§ RECORDS SUPPLIED
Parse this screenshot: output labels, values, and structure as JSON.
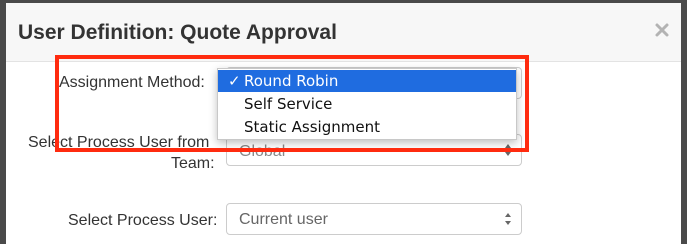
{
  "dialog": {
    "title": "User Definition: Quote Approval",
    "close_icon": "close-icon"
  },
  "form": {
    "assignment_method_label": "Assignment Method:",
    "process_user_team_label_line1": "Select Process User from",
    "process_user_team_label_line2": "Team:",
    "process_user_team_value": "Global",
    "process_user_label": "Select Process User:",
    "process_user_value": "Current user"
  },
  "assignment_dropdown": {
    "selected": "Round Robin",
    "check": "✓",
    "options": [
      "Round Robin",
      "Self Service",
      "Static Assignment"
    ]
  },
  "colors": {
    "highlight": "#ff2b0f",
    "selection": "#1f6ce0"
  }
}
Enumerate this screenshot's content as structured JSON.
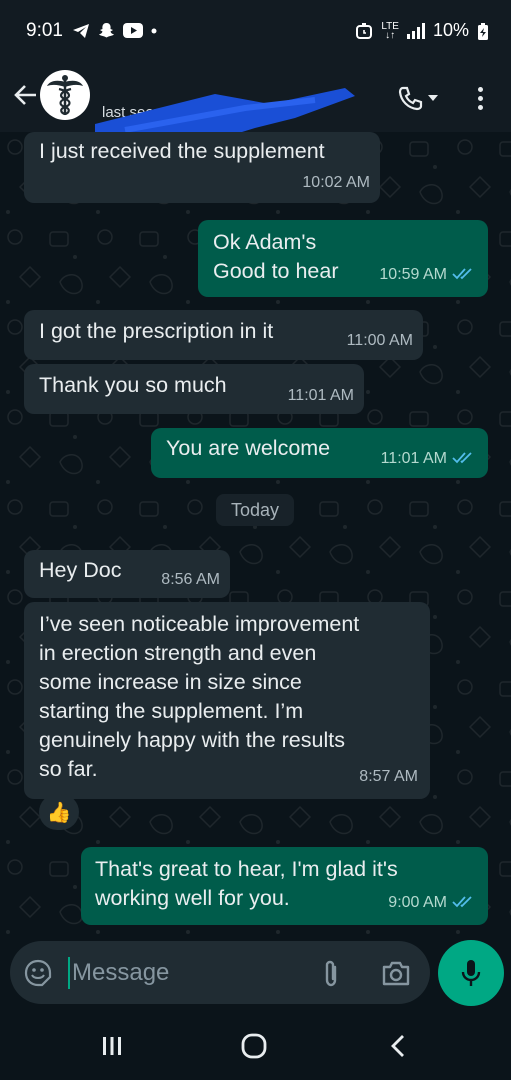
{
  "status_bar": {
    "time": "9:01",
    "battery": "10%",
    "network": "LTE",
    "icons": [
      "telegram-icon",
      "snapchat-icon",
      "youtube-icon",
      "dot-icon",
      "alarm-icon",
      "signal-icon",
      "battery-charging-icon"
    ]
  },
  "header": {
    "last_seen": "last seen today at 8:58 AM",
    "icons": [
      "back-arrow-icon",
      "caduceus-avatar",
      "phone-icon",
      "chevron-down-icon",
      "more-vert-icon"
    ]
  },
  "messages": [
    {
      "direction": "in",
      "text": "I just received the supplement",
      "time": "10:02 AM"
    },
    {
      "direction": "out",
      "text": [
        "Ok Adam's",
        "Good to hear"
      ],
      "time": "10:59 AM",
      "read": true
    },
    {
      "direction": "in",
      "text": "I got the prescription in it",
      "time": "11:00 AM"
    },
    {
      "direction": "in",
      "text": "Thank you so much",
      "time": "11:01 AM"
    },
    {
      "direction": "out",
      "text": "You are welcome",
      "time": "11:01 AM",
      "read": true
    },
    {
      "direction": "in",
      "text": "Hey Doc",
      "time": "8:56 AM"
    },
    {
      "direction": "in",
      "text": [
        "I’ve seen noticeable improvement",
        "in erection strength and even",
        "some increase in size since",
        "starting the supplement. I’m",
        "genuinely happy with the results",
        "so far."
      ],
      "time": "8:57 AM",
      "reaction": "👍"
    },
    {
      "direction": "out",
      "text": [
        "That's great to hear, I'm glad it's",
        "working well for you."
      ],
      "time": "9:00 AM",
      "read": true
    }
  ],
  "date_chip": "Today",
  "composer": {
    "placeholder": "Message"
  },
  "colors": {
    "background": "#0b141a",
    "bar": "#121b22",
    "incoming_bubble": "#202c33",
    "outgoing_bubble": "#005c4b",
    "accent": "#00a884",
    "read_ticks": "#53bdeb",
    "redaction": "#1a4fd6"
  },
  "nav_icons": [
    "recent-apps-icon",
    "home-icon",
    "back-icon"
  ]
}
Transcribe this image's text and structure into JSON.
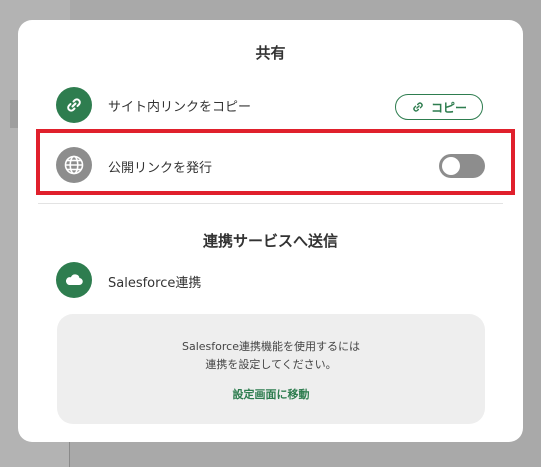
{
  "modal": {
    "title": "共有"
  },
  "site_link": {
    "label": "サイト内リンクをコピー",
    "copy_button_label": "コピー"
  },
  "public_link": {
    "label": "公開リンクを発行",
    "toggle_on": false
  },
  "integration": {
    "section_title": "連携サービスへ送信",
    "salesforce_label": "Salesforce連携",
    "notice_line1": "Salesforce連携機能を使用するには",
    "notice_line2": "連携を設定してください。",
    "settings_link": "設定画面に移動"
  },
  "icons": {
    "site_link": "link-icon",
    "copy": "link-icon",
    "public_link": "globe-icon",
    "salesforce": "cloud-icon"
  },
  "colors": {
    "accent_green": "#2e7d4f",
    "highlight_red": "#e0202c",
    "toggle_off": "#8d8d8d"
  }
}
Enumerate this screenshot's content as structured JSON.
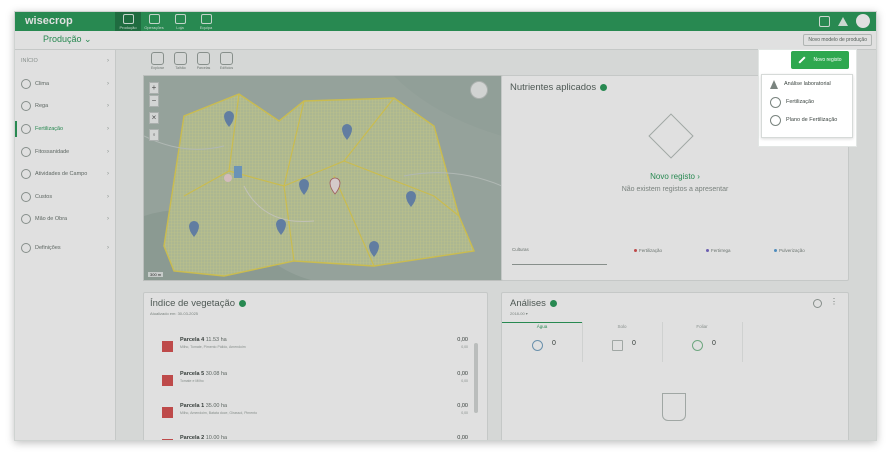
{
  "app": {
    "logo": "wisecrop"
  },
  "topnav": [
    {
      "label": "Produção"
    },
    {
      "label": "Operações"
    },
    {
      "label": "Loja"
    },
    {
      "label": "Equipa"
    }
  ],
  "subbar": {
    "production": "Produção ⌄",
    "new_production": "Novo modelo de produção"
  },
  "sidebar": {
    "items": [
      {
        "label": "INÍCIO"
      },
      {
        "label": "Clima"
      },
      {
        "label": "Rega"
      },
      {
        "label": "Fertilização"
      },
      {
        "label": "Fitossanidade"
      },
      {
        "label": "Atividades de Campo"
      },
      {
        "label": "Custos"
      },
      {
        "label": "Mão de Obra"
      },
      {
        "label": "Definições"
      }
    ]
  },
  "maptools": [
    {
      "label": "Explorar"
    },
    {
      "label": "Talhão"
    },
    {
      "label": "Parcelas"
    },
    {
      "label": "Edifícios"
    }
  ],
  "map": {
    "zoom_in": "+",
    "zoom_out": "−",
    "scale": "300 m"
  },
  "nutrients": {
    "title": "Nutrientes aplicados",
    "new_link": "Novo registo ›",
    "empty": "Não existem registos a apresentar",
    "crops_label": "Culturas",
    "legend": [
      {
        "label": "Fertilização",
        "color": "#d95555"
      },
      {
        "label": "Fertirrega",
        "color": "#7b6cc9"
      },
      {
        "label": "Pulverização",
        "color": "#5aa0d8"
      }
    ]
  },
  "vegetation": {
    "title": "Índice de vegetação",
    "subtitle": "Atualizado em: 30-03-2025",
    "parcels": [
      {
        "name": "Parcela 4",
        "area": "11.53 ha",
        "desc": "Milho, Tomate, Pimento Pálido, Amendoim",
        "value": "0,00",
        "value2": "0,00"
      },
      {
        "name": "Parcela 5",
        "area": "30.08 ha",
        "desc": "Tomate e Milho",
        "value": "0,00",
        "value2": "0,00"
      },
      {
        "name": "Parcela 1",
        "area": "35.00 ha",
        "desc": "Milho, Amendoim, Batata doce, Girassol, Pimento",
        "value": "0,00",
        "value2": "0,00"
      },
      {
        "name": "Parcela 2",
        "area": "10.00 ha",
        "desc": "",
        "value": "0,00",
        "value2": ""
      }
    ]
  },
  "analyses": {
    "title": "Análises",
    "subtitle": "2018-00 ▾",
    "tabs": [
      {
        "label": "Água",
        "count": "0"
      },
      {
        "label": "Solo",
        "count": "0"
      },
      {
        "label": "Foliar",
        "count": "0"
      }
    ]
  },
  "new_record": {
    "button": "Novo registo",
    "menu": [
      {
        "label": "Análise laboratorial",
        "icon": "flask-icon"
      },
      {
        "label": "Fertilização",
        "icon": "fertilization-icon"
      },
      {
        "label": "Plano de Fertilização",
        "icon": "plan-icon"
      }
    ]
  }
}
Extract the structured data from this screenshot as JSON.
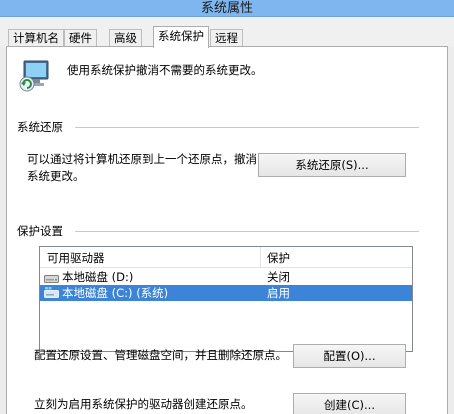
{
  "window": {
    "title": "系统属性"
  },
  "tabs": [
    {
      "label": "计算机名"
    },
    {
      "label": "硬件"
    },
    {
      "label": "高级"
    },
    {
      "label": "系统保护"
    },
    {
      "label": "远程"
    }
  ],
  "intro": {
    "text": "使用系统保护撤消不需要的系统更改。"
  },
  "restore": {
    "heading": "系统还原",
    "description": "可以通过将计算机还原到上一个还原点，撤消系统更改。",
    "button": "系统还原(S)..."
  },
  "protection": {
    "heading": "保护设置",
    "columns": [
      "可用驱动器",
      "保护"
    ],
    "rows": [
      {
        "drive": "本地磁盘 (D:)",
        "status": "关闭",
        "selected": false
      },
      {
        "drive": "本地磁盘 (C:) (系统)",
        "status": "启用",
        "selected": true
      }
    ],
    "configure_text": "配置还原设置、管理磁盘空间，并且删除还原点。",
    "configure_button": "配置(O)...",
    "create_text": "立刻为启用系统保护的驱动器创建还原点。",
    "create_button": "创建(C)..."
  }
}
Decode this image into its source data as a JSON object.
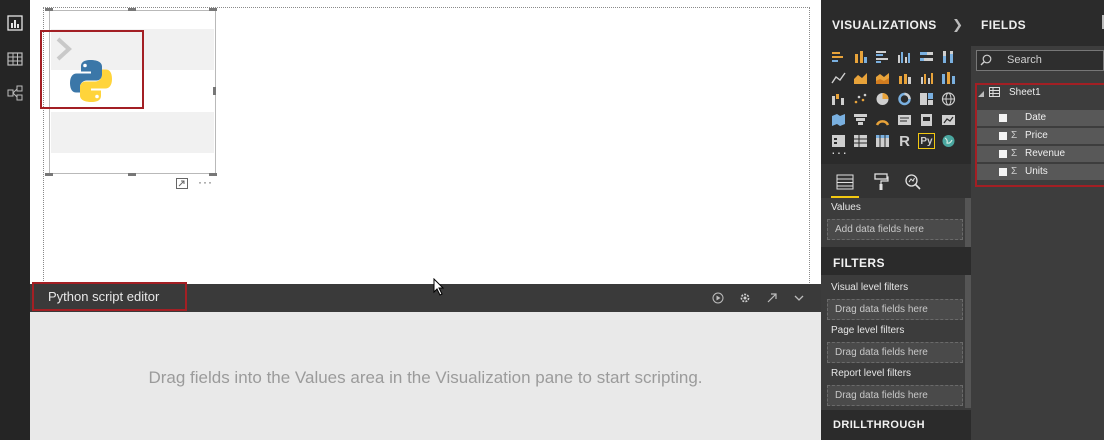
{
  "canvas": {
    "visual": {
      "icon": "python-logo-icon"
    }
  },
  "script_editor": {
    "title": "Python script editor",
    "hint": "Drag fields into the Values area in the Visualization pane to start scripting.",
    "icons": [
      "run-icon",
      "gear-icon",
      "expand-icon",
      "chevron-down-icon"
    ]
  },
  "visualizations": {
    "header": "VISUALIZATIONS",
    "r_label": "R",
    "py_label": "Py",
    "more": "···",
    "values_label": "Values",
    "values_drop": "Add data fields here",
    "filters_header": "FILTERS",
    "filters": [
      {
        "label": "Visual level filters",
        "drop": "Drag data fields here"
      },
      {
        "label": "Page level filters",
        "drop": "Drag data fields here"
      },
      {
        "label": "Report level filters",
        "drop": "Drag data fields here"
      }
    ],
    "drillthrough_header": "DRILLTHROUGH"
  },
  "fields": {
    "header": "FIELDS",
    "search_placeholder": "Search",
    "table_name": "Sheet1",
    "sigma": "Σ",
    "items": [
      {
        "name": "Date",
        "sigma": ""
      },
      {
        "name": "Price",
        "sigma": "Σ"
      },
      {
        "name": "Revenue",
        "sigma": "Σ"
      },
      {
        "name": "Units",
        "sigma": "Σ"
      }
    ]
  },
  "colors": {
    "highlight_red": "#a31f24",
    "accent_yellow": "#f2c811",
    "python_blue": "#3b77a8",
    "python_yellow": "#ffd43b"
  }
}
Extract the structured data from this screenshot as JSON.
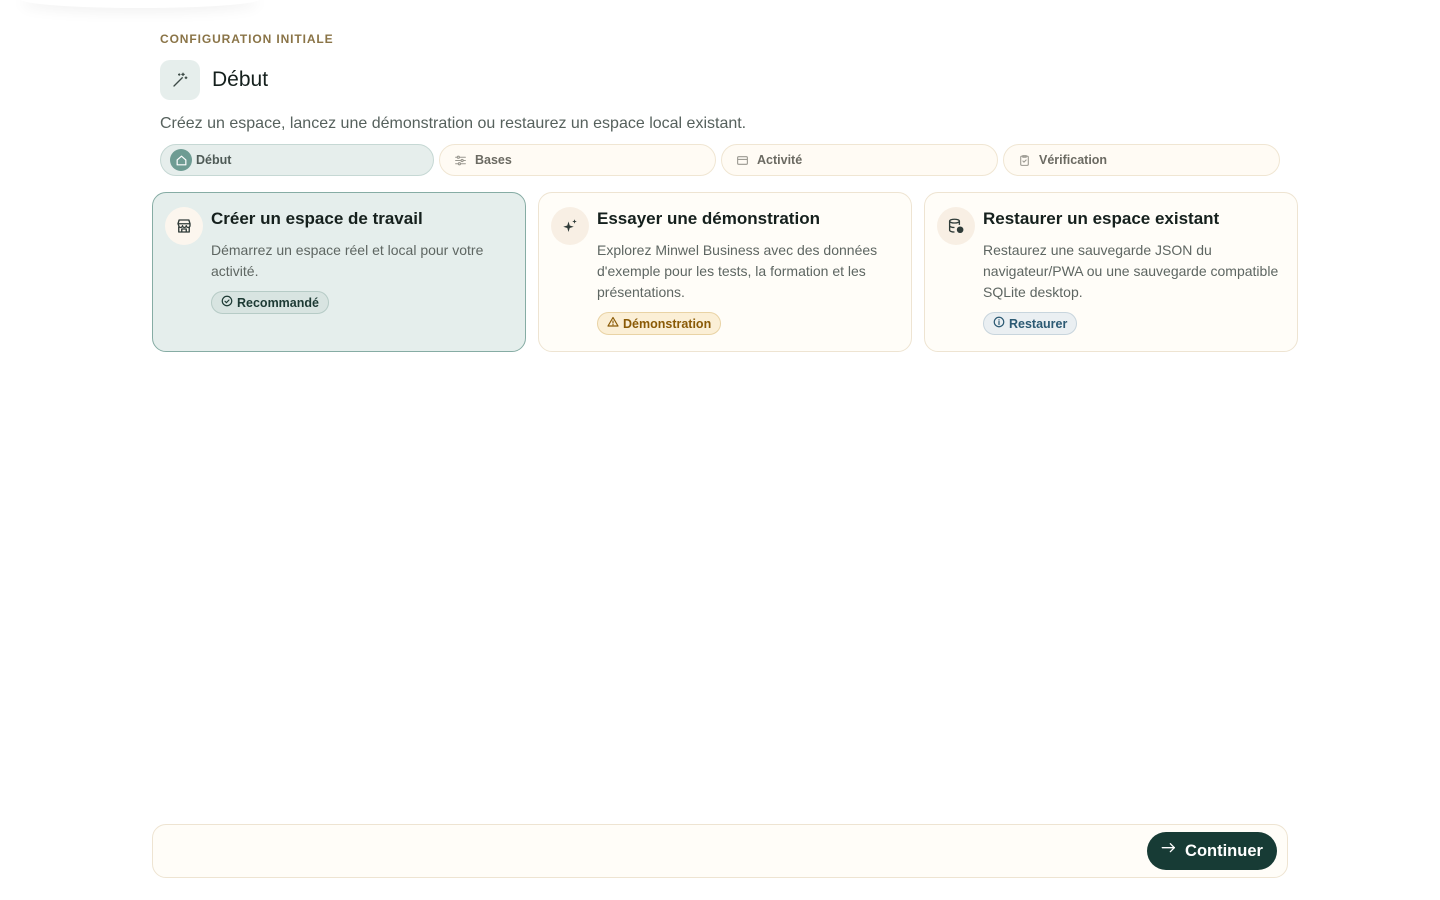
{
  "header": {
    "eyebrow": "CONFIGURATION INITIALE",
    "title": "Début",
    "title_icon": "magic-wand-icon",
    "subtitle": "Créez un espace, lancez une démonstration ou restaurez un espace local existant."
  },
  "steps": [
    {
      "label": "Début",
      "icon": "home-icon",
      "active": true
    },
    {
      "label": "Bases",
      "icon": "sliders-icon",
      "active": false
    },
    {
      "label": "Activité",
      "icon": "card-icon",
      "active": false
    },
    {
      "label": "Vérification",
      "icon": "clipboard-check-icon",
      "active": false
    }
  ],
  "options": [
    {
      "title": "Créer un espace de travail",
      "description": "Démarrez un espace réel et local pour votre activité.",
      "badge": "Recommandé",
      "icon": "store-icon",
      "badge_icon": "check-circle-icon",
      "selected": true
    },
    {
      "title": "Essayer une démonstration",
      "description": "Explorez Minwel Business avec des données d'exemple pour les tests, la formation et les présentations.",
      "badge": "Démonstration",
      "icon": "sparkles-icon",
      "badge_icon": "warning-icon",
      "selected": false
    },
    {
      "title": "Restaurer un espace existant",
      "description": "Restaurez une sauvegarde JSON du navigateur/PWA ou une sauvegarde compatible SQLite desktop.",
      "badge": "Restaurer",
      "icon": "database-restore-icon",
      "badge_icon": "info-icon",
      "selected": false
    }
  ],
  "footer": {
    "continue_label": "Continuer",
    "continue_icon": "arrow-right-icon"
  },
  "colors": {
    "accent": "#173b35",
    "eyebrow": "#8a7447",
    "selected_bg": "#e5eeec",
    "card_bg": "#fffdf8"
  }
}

§ WHAT YOU ARE ASKED TO DO
Look above for lines with the word "level" and copy them all.

§ EXPECTED ANSWER
        "label": "Visual level filters",
        "label": "Page level filters",
        "label": "Report level filters",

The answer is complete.